--- EXERCISE DIRECTIONS ---
Rewrite the records below, replacing every occurrence of "terminal-line" with "console-line" and leaving everything else unchanged.

--- INPUT ROWS ---
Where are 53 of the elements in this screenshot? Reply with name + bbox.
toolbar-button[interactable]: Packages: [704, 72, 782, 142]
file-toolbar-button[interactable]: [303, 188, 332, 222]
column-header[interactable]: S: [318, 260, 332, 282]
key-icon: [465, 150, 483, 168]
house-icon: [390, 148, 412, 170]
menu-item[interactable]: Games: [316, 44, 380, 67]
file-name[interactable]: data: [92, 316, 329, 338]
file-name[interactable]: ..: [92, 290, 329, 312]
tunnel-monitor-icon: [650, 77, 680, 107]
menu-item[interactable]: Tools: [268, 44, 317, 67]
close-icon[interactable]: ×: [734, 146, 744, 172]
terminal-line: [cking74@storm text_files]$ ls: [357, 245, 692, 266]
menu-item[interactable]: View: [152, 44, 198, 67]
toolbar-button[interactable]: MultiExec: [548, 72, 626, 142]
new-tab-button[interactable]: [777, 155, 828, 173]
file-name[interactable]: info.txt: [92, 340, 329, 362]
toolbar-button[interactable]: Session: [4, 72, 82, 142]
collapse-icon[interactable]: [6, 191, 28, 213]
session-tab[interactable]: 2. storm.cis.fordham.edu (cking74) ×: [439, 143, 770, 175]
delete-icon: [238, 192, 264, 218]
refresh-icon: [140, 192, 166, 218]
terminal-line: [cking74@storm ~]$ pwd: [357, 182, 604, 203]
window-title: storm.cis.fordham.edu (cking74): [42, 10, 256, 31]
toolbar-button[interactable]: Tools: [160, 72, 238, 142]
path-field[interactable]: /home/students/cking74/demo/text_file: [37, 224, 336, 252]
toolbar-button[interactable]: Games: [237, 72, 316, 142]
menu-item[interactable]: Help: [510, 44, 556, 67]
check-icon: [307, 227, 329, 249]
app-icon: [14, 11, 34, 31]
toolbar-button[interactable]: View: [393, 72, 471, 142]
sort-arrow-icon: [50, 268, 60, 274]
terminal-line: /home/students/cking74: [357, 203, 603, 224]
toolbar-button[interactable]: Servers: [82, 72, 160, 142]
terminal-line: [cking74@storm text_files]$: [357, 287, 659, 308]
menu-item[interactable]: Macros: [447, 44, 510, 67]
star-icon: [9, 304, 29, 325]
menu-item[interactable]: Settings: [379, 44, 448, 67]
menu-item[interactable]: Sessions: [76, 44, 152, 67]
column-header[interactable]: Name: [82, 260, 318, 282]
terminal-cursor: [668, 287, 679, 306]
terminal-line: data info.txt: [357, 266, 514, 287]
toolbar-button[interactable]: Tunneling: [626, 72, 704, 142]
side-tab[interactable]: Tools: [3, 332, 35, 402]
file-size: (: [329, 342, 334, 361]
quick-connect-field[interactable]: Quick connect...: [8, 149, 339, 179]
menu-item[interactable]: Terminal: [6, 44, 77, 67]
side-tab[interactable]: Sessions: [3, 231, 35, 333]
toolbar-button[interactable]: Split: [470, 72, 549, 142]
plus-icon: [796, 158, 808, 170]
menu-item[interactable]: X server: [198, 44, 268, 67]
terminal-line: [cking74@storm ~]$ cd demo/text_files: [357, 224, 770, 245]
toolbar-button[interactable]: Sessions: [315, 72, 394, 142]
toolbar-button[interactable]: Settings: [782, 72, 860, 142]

--- CORRECT OUTPUT ---
Where are 53 of the elements in this screenshot? Reply with name + bbox.
toolbar-button[interactable]: Packages: [704, 72, 782, 142]
file-toolbar-button[interactable]: [303, 188, 332, 222]
column-header[interactable]: S: [318, 260, 332, 282]
key-icon: [465, 150, 483, 168]
house-icon: [390, 148, 412, 170]
menu-item[interactable]: Games: [316, 44, 380, 67]
file-name[interactable]: data: [92, 316, 329, 338]
file-name[interactable]: ..: [92, 290, 329, 312]
tunnel-monitor-icon: [650, 77, 680, 107]
menu-item[interactable]: Tools: [268, 44, 317, 67]
close-icon[interactable]: ×: [734, 146, 744, 172]
console-line: [cking74@storm text_files]$ ls: [357, 245, 692, 266]
menu-item[interactable]: View: [152, 44, 198, 67]
toolbar-button[interactable]: MultiExec: [548, 72, 626, 142]
new-tab-button[interactable]: [777, 155, 828, 173]
file-name[interactable]: info.txt: [92, 340, 329, 362]
toolbar-button[interactable]: Session: [4, 72, 82, 142]
collapse-icon[interactable]: [6, 191, 28, 213]
session-tab[interactable]: 2. storm.cis.fordham.edu (cking74) ×: [439, 143, 770, 175]
delete-icon: [238, 192, 264, 218]
refresh-icon: [140, 192, 166, 218]
console-line: [cking74@storm ~]$ pwd: [357, 182, 604, 203]
window-title: storm.cis.fordham.edu (cking74): [42, 10, 256, 31]
toolbar-button[interactable]: Tools: [160, 72, 238, 142]
path-field[interactable]: /home/students/cking74/demo/text_file: [37, 224, 336, 252]
toolbar-button[interactable]: Games: [237, 72, 316, 142]
menu-item[interactable]: Help: [510, 44, 556, 67]
check-icon: [307, 227, 329, 249]
app-icon: [14, 11, 34, 31]
toolbar-button[interactable]: View: [393, 72, 471, 142]
sort-arrow-icon: [50, 268, 60, 274]
console-line: /home/students/cking74: [357, 203, 603, 224]
toolbar-button[interactable]: Servers: [82, 72, 160, 142]
console-line: [cking74@storm text_files]$: [357, 287, 659, 308]
menu-item[interactable]: Macros: [447, 44, 510, 67]
star-icon: [9, 304, 29, 325]
menu-item[interactable]: Settings: [379, 44, 448, 67]
menu-item[interactable]: Sessions: [76, 44, 152, 67]
column-header[interactable]: Name: [82, 260, 318, 282]
terminal-cursor: [668, 287, 679, 306]
console-line: data info.txt: [357, 266, 514, 287]
toolbar-button[interactable]: Tunneling: [626, 72, 704, 142]
side-tab[interactable]: Tools: [3, 332, 35, 402]
file-size: (: [329, 342, 334, 361]
quick-connect-field[interactable]: Quick connect...: [8, 149, 339, 179]
menu-item[interactable]: Terminal: [6, 44, 77, 67]
side-tab[interactable]: Sessions: [3, 231, 35, 333]
toolbar-button[interactable]: Split: [470, 72, 549, 142]
plus-icon: [796, 158, 808, 170]
menu-item[interactable]: X server: [198, 44, 268, 67]
console-line: [cking74@storm ~]$ cd demo/text_files: [357, 224, 770, 245]
toolbar-button[interactable]: Sessions: [315, 72, 394, 142]
toolbar-button[interactable]: Settings: [782, 72, 860, 142]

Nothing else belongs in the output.